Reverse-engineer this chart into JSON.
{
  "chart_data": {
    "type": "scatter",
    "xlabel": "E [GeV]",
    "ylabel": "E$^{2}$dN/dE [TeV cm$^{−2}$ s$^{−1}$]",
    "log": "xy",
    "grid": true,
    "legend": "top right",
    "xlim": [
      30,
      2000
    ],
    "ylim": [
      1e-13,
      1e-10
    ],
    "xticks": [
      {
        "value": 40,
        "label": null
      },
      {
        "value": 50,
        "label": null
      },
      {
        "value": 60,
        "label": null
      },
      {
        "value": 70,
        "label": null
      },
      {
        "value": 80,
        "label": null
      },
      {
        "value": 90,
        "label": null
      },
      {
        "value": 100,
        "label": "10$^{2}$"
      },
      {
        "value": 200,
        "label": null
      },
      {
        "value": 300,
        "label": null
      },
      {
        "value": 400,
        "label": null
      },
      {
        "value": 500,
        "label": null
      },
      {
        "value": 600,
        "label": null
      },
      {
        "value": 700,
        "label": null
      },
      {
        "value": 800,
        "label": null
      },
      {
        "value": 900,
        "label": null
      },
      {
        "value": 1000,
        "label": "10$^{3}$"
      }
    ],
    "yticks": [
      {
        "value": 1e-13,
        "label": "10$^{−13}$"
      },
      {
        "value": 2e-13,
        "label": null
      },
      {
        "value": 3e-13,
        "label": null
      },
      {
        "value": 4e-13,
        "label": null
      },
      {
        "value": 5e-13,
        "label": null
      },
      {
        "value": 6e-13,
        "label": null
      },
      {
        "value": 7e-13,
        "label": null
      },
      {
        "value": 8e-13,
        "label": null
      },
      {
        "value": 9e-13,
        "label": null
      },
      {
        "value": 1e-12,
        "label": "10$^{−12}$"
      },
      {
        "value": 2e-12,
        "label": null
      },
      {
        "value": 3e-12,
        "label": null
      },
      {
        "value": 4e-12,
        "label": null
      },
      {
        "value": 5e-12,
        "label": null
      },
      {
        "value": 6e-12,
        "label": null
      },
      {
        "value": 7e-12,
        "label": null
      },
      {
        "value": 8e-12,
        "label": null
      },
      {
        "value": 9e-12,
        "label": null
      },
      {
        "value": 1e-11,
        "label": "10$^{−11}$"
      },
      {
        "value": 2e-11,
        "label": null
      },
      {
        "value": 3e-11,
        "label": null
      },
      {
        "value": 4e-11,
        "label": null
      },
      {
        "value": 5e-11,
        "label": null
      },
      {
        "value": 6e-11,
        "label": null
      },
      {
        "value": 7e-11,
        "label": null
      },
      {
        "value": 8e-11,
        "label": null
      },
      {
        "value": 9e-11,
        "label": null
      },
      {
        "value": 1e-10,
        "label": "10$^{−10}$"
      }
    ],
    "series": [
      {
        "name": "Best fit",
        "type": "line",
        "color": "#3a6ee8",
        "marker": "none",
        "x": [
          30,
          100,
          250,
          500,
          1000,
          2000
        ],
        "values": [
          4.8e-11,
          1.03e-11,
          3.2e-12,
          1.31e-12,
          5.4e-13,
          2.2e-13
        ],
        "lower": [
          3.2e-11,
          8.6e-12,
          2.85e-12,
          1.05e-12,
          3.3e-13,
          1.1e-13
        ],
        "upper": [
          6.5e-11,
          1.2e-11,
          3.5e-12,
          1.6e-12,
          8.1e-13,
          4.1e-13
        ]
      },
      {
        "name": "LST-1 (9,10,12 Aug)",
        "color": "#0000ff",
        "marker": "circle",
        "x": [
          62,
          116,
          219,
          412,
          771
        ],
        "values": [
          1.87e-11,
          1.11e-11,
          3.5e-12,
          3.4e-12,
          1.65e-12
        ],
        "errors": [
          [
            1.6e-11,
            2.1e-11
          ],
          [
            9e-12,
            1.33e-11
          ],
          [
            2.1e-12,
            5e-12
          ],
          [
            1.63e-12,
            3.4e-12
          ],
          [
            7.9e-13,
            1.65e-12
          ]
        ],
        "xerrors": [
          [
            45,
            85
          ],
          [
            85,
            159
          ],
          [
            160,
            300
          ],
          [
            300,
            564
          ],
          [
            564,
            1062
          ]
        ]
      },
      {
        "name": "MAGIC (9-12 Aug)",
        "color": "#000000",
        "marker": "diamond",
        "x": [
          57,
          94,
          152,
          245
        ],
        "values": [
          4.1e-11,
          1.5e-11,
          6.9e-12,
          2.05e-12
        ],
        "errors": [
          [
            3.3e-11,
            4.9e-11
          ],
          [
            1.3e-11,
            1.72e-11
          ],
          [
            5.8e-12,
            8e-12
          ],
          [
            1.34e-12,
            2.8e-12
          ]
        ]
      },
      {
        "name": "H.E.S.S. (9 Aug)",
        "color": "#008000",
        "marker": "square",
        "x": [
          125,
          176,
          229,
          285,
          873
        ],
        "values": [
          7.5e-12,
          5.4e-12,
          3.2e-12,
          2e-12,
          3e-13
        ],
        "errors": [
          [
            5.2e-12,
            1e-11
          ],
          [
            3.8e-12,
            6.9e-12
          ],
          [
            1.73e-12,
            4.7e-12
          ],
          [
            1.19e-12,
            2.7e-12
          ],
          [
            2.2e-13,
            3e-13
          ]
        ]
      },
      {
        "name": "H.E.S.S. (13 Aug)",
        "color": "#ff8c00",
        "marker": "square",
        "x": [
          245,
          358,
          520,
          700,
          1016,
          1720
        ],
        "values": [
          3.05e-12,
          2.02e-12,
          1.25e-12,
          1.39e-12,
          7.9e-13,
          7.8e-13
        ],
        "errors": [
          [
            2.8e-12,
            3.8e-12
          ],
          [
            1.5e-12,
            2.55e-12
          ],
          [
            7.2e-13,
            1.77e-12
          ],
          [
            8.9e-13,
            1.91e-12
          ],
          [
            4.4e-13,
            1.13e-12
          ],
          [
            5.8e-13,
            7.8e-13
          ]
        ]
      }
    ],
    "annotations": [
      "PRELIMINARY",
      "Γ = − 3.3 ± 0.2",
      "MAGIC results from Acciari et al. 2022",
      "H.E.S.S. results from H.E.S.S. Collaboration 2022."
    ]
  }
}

What needs to be done — Write out every entry again exactly, please, with nothing missing.

Answer —
Reverse-engineer this chart into JSON.
{
  "chart_data": {
    "type": "scatter",
    "xlabel": "E [GeV]",
    "ylabel": "E$^{2}$dN/dE [TeV cm$^{−2}$ s$^{−1}$]",
    "log": "xy",
    "grid": true,
    "legend": "top right",
    "xlim": [
      30,
      2000
    ],
    "ylim": [
      1e-13,
      1e-10
    ],
    "xticks": [
      {
        "value": 40,
        "label": null
      },
      {
        "value": 50,
        "label": null
      },
      {
        "value": 60,
        "label": null
      },
      {
        "value": 70,
        "label": null
      },
      {
        "value": 80,
        "label": null
      },
      {
        "value": 90,
        "label": null
      },
      {
        "value": 100,
        "label": "10$^{2}$"
      },
      {
        "value": 200,
        "label": null
      },
      {
        "value": 300,
        "label": null
      },
      {
        "value": 400,
        "label": null
      },
      {
        "value": 500,
        "label": null
      },
      {
        "value": 600,
        "label": null
      },
      {
        "value": 700,
        "label": null
      },
      {
        "value": 800,
        "label": null
      },
      {
        "value": 900,
        "label": null
      },
      {
        "value": 1000,
        "label": "10$^{3}$"
      }
    ],
    "yticks": [
      {
        "value": 1e-13,
        "label": "10$^{−13}$"
      },
      {
        "value": 2e-13,
        "label": null
      },
      {
        "value": 3e-13,
        "label": null
      },
      {
        "value": 4e-13,
        "label": null
      },
      {
        "value": 5e-13,
        "label": null
      },
      {
        "value": 6e-13,
        "label": null
      },
      {
        "value": 7e-13,
        "label": null
      },
      {
        "value": 8e-13,
        "label": null
      },
      {
        "value": 9e-13,
        "label": null
      },
      {
        "value": 1e-12,
        "label": "10$^{−12}$"
      },
      {
        "value": 2e-12,
        "label": null
      },
      {
        "value": 3e-12,
        "label": null
      },
      {
        "value": 4e-12,
        "label": null
      },
      {
        "value": 5e-12,
        "label": null
      },
      {
        "value": 6e-12,
        "label": null
      },
      {
        "value": 7e-12,
        "label": null
      },
      {
        "value": 8e-12,
        "label": null
      },
      {
        "value": 9e-12,
        "label": null
      },
      {
        "value": 1e-11,
        "label": "10$^{−11}$"
      },
      {
        "value": 2e-11,
        "label": null
      },
      {
        "value": 3e-11,
        "label": null
      },
      {
        "value": 4e-11,
        "label": null
      },
      {
        "value": 5e-11,
        "label": null
      },
      {
        "value": 6e-11,
        "label": null
      },
      {
        "value": 7e-11,
        "label": null
      },
      {
        "value": 8e-11,
        "label": null
      },
      {
        "value": 9e-11,
        "label": null
      },
      {
        "value": 1e-10,
        "label": "10$^{−10}$"
      }
    ],
    "series": [
      {
        "name": "Best fit",
        "type": "line",
        "color": "#3a6ee8",
        "marker": "none",
        "x": [
          30,
          100,
          250,
          500,
          1000,
          2000
        ],
        "values": [
          4.8e-11,
          1.03e-11,
          3.2e-12,
          1.31e-12,
          5.4e-13,
          2.2e-13
        ],
        "lower": [
          3.2e-11,
          8.6e-12,
          2.85e-12,
          1.05e-12,
          3.3e-13,
          1.1e-13
        ],
        "upper": [
          6.5e-11,
          1.2e-11,
          3.5e-12,
          1.6e-12,
          8.1e-13,
          4.1e-13
        ]
      },
      {
        "name": "LST-1 (9,10,12 Aug)",
        "color": "#0000ff",
        "marker": "circle",
        "x": [
          62,
          116,
          219,
          412,
          771
        ],
        "values": [
          1.87e-11,
          1.11e-11,
          3.5e-12,
          3.4e-12,
          1.65e-12
        ],
        "errors": [
          [
            1.6e-11,
            2.1e-11
          ],
          [
            9e-12,
            1.33e-11
          ],
          [
            2.1e-12,
            5e-12
          ],
          [
            1.63e-12,
            3.4e-12
          ],
          [
            7.9e-13,
            1.65e-12
          ]
        ],
        "xerrors": [
          [
            45,
            85
          ],
          [
            85,
            159
          ],
          [
            160,
            300
          ],
          [
            300,
            564
          ],
          [
            564,
            1062
          ]
        ]
      },
      {
        "name": "MAGIC (9-12 Aug)",
        "color": "#000000",
        "marker": "diamond",
        "x": [
          57,
          94,
          152,
          245
        ],
        "values": [
          4.1e-11,
          1.5e-11,
          6.9e-12,
          2.05e-12
        ],
        "errors": [
          [
            3.3e-11,
            4.9e-11
          ],
          [
            1.3e-11,
            1.72e-11
          ],
          [
            5.8e-12,
            8e-12
          ],
          [
            1.34e-12,
            2.8e-12
          ]
        ]
      },
      {
        "name": "H.E.S.S. (9 Aug)",
        "color": "#008000",
        "marker": "square",
        "x": [
          125,
          176,
          229,
          285,
          873
        ],
        "values": [
          7.5e-12,
          5.4e-12,
          3.2e-12,
          2e-12,
          3e-13
        ],
        "errors": [
          [
            5.2e-12,
            1e-11
          ],
          [
            3.8e-12,
            6.9e-12
          ],
          [
            1.73e-12,
            4.7e-12
          ],
          [
            1.19e-12,
            2.7e-12
          ],
          [
            2.2e-13,
            3e-13
          ]
        ]
      },
      {
        "name": "H.E.S.S. (13 Aug)",
        "color": "#ff8c00",
        "marker": "square",
        "x": [
          245,
          358,
          520,
          700,
          1016,
          1720
        ],
        "values": [
          3.05e-12,
          2.02e-12,
          1.25e-12,
          1.39e-12,
          7.9e-13,
          7.8e-13
        ],
        "errors": [
          [
            2.8e-12,
            3.8e-12
          ],
          [
            1.5e-12,
            2.55e-12
          ],
          [
            7.2e-13,
            1.77e-12
          ],
          [
            8.9e-13,
            1.91e-12
          ],
          [
            4.4e-13,
            1.13e-12
          ],
          [
            5.8e-13,
            7.8e-13
          ]
        ]
      }
    ],
    "annotations": [
      "PRELIMINARY",
      "Γ = − 3.3 ± 0.2",
      "MAGIC results from Acciari et al. 2022",
      "H.E.S.S. results from H.E.S.S. Collaboration 2022."
    ]
  }
}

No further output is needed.